- [Aim of the task]:
Give the number of lines containing the word "الحالات" and nothing more.

╭─ Data provided

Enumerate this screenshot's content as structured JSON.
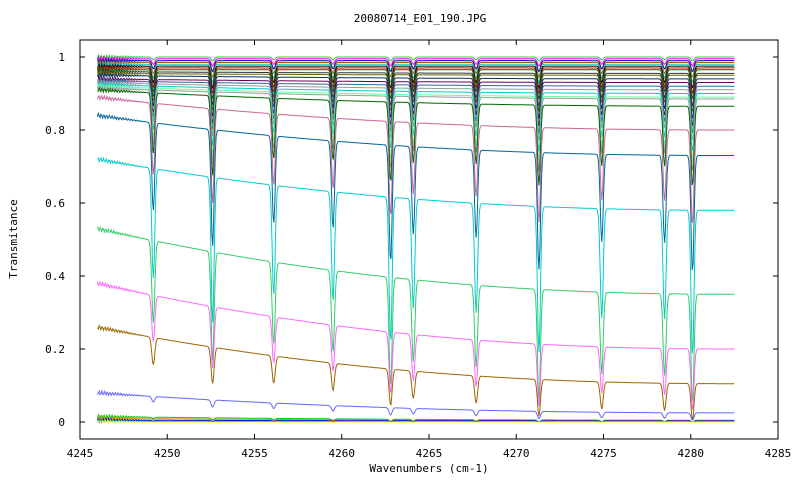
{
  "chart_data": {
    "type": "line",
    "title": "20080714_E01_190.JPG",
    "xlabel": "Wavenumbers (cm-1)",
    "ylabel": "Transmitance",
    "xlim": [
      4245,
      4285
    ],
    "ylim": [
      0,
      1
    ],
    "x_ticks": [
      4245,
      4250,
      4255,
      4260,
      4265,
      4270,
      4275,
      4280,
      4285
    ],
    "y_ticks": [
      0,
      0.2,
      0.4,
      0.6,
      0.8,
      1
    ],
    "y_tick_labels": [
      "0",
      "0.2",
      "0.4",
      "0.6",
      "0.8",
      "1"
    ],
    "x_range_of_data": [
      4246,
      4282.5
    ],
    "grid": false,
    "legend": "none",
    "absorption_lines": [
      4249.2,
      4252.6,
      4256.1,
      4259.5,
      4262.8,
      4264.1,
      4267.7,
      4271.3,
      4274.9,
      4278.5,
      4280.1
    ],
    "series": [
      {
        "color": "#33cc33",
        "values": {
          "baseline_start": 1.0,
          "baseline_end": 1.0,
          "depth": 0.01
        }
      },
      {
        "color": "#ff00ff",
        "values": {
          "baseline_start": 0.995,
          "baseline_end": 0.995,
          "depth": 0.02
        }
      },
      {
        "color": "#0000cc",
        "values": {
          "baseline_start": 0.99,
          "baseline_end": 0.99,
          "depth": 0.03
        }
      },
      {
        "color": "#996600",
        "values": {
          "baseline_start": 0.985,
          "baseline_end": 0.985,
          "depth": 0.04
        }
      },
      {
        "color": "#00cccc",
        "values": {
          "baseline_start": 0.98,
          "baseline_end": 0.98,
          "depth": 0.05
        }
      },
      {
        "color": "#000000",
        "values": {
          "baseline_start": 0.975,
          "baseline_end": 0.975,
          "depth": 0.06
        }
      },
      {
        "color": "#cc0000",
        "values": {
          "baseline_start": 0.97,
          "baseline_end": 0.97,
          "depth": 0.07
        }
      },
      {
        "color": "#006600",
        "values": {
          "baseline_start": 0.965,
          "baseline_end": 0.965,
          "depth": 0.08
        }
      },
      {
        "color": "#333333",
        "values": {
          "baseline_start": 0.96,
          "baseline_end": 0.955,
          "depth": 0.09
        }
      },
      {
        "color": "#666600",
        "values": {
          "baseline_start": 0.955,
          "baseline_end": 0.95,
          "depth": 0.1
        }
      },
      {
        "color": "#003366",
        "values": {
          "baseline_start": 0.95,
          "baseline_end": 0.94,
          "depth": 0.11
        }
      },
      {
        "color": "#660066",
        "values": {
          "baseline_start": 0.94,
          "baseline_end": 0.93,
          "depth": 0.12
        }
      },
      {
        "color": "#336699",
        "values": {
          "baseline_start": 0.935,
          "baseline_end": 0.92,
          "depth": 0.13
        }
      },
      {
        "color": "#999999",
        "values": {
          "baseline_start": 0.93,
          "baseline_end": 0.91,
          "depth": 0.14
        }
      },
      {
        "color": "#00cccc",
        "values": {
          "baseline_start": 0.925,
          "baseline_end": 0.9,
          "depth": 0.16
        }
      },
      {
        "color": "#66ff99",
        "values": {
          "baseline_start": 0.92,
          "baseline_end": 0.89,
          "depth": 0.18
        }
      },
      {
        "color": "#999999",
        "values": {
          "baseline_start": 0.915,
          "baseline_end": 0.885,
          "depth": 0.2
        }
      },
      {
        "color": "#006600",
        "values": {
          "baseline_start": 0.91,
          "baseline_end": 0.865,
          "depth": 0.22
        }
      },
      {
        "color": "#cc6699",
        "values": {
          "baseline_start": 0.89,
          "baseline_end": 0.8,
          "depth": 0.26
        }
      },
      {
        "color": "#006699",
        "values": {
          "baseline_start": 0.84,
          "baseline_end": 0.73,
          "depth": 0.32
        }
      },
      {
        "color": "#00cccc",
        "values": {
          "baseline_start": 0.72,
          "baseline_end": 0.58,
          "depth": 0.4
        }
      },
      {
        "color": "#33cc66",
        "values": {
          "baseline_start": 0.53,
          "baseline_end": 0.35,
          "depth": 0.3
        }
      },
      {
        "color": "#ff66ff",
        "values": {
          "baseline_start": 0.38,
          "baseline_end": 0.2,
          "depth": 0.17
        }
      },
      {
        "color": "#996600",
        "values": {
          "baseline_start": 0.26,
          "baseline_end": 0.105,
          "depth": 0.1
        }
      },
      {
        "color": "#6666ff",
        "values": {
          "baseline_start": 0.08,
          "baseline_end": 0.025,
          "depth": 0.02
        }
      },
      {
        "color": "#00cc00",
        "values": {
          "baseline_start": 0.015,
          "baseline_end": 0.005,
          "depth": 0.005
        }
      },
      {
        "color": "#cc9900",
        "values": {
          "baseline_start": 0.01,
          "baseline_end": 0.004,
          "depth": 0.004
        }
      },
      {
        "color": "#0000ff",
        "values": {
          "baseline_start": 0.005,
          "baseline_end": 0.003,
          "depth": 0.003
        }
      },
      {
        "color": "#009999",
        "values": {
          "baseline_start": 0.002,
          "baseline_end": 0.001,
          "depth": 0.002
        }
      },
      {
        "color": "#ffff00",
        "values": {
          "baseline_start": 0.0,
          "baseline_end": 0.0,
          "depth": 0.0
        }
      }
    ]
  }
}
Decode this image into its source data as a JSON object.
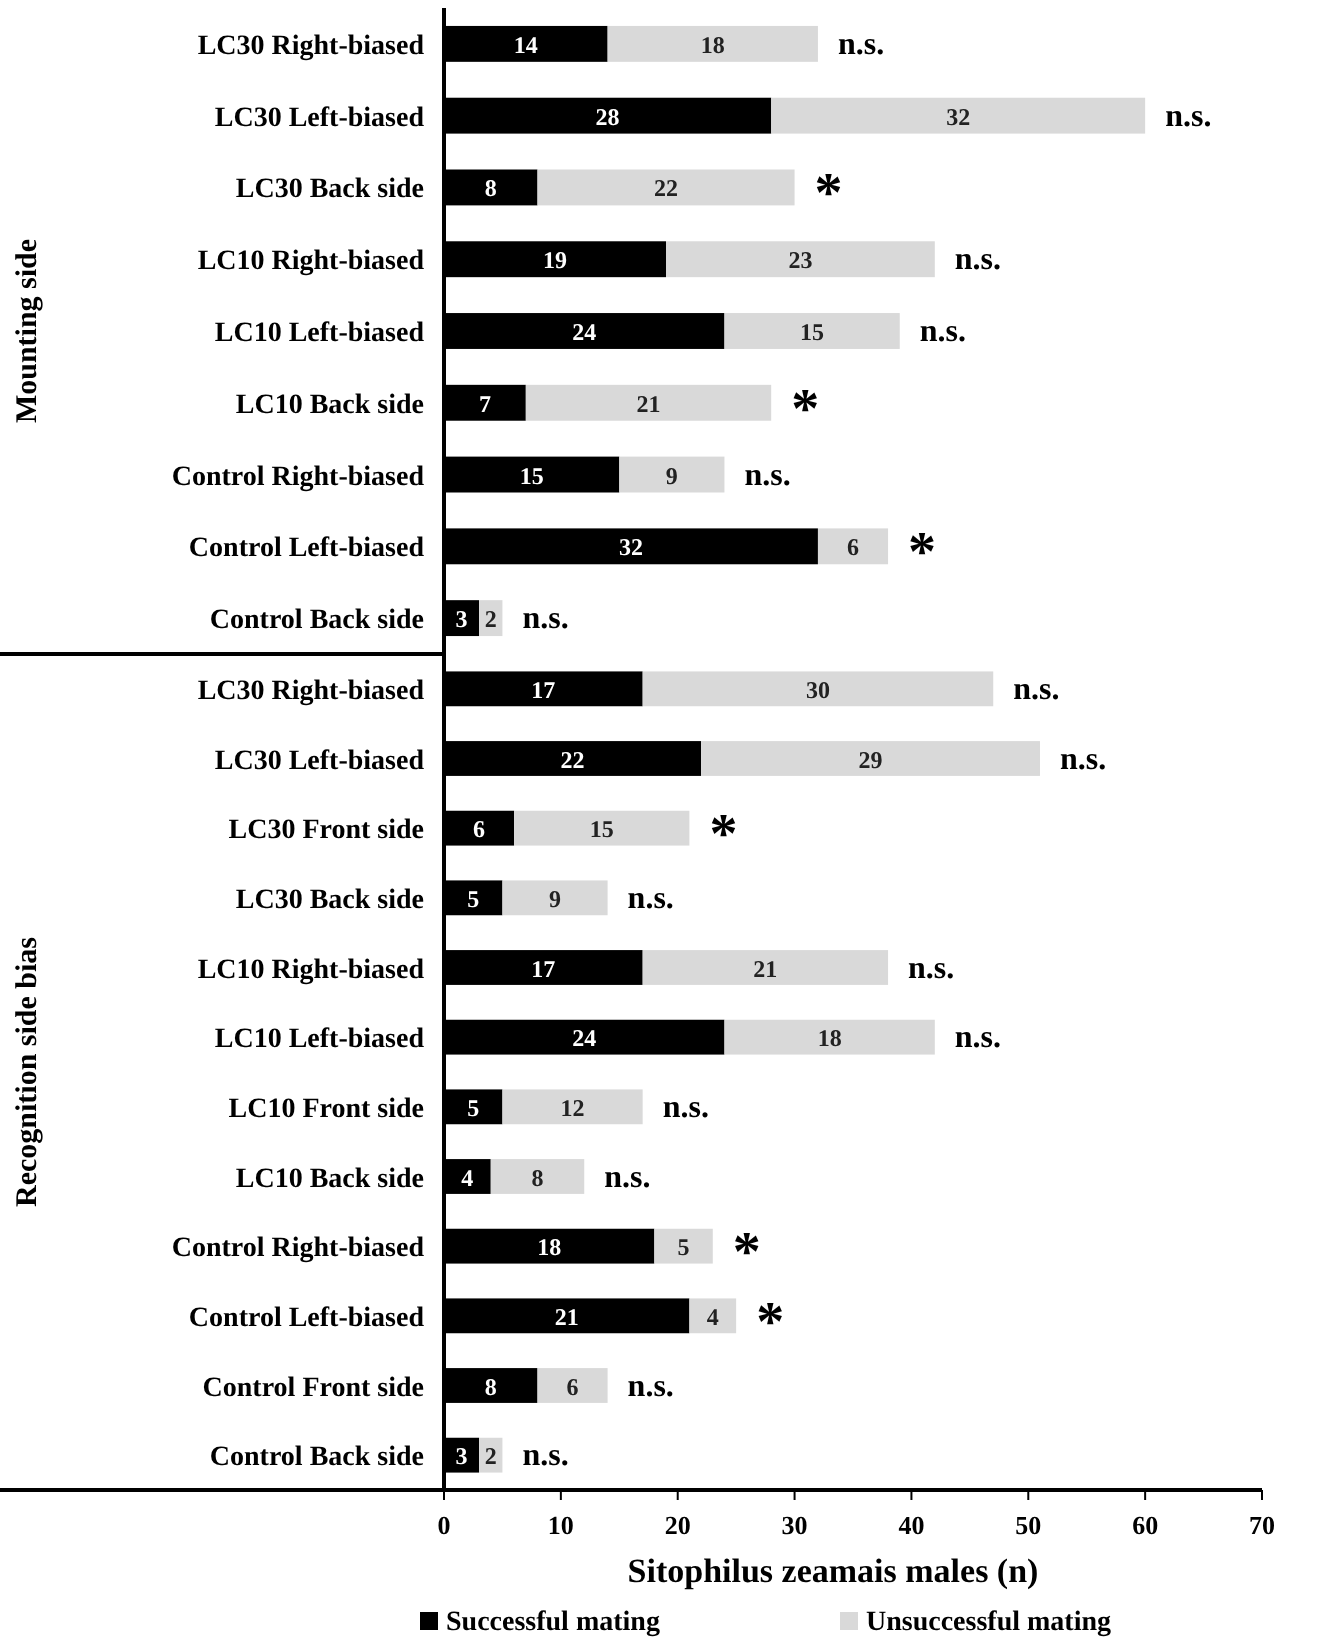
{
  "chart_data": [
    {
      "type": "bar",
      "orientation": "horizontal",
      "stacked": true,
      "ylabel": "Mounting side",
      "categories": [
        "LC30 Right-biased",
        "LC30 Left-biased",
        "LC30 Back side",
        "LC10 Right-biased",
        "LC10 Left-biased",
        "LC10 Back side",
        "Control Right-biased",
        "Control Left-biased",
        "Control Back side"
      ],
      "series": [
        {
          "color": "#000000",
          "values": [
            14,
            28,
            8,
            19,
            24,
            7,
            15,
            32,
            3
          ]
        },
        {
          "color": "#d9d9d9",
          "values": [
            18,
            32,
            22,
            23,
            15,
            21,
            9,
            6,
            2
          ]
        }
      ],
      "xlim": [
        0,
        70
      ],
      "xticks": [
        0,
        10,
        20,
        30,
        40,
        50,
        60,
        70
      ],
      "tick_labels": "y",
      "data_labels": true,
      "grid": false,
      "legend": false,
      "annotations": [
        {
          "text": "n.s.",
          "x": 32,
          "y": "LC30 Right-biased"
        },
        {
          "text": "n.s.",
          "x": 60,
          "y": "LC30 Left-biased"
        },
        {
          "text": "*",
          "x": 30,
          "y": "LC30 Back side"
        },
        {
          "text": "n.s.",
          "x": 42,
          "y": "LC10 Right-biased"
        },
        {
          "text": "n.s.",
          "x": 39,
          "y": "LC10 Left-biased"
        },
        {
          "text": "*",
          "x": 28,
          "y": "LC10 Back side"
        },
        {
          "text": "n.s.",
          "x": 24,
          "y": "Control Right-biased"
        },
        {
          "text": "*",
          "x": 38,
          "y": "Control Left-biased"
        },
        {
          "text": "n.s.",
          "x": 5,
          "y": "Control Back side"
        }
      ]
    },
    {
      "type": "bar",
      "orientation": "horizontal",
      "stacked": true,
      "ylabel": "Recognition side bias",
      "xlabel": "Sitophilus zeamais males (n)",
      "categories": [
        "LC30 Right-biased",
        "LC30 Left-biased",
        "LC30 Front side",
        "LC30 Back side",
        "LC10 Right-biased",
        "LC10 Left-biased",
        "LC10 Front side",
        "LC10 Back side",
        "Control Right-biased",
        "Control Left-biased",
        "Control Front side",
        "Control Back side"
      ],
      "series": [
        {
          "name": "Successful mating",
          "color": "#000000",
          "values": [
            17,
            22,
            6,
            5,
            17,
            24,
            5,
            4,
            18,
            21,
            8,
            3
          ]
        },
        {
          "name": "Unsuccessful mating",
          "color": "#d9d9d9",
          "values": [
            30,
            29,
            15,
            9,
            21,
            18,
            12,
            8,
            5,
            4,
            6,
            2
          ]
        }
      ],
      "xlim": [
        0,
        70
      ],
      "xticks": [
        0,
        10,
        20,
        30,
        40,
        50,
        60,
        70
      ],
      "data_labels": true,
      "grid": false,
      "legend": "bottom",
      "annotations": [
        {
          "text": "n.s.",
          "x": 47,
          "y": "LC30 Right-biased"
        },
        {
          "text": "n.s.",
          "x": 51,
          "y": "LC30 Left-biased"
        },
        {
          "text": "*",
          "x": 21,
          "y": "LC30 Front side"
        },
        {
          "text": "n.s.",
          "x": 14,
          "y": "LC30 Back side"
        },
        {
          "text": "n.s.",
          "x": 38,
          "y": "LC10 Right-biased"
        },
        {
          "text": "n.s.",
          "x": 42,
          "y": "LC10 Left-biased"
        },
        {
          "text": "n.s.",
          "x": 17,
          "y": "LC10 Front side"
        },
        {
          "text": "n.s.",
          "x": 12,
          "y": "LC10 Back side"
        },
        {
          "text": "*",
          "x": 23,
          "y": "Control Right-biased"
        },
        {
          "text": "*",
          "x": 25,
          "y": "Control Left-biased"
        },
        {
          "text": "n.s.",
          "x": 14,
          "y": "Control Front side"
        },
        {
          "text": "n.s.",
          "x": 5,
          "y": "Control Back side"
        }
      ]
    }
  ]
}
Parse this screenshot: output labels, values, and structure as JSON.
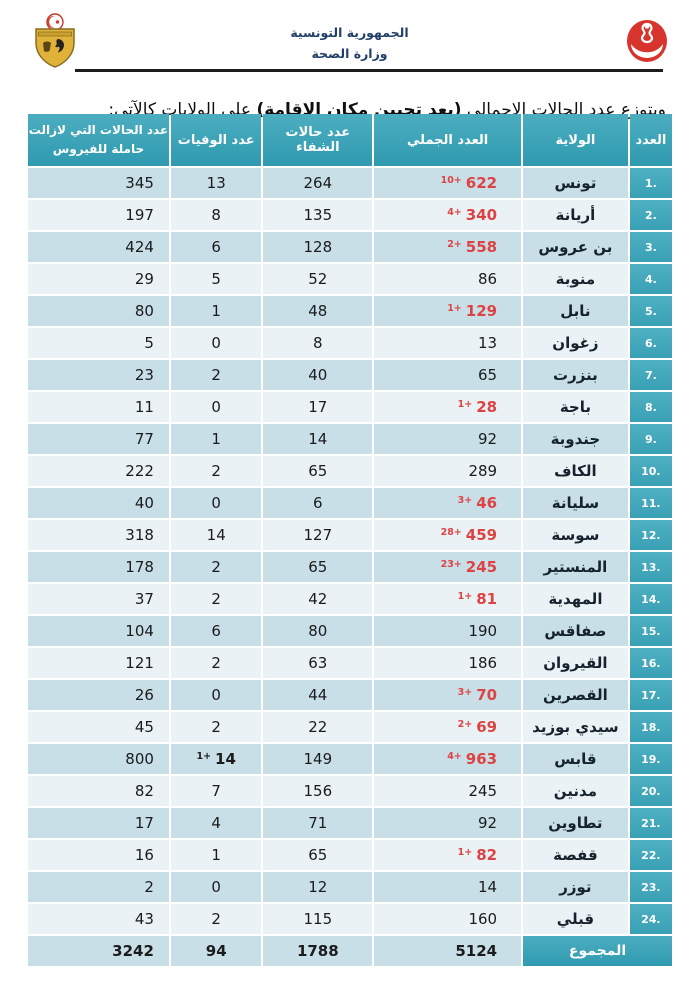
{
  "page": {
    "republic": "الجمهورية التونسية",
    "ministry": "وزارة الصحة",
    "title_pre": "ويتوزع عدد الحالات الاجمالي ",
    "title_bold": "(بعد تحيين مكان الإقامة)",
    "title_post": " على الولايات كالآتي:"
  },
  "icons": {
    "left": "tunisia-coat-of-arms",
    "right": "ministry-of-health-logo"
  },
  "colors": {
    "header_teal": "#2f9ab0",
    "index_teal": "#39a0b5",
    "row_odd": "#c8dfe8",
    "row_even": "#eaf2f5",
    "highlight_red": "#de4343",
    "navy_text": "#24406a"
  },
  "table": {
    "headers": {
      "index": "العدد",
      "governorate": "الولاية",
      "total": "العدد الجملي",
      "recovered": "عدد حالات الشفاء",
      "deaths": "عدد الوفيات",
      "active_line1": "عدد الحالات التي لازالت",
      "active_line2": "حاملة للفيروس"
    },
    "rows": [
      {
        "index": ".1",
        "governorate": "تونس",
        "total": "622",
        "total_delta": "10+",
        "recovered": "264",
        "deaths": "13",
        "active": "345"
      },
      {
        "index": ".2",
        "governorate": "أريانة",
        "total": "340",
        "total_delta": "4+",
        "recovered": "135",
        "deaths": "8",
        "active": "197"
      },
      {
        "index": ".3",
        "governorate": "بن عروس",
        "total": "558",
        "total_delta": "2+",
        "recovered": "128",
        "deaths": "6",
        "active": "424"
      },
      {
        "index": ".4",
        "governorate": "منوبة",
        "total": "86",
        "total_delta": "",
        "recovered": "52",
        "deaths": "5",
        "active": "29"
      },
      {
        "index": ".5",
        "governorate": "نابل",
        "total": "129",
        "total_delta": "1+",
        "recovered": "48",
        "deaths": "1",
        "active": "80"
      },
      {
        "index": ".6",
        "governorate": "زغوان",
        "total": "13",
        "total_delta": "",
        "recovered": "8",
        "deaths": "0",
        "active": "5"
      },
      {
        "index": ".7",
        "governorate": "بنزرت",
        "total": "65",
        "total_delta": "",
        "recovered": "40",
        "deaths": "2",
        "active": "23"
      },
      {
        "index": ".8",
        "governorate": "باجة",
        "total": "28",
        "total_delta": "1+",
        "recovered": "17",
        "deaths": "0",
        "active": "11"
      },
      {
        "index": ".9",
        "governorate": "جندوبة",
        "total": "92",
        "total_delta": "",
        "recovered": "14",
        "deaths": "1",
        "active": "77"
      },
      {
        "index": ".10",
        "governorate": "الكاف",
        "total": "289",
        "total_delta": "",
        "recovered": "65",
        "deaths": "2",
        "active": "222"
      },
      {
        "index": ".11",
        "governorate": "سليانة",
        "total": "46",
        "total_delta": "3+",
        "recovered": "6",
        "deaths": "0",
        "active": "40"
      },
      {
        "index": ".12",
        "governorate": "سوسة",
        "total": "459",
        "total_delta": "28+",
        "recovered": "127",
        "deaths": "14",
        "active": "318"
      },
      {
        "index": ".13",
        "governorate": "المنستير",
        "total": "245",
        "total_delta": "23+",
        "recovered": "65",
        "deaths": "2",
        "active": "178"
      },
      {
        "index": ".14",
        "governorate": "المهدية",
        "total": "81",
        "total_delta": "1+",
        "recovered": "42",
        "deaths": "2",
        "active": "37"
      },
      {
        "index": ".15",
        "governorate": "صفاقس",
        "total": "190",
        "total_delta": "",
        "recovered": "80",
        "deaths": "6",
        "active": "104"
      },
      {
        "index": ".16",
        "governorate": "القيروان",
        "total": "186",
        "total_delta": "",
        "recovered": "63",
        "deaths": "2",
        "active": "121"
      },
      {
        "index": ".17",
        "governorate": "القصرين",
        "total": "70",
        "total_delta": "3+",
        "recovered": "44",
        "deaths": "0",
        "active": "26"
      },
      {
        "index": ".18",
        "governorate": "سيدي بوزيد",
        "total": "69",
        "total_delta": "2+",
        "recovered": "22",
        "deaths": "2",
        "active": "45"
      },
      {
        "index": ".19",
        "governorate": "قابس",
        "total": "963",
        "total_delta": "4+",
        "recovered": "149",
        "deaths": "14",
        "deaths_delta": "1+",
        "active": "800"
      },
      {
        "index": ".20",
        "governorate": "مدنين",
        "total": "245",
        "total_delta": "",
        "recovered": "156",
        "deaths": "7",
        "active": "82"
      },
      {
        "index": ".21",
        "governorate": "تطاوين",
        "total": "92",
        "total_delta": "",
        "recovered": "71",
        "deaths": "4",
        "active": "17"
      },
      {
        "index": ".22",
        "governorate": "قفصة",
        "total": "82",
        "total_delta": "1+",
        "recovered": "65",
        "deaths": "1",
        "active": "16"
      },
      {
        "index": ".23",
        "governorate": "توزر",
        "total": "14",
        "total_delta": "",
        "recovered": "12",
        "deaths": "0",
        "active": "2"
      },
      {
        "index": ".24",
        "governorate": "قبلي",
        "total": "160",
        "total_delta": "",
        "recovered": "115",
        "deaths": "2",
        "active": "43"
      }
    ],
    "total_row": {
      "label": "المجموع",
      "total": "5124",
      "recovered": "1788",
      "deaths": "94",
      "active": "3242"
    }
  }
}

╰─

- [Solution]:
2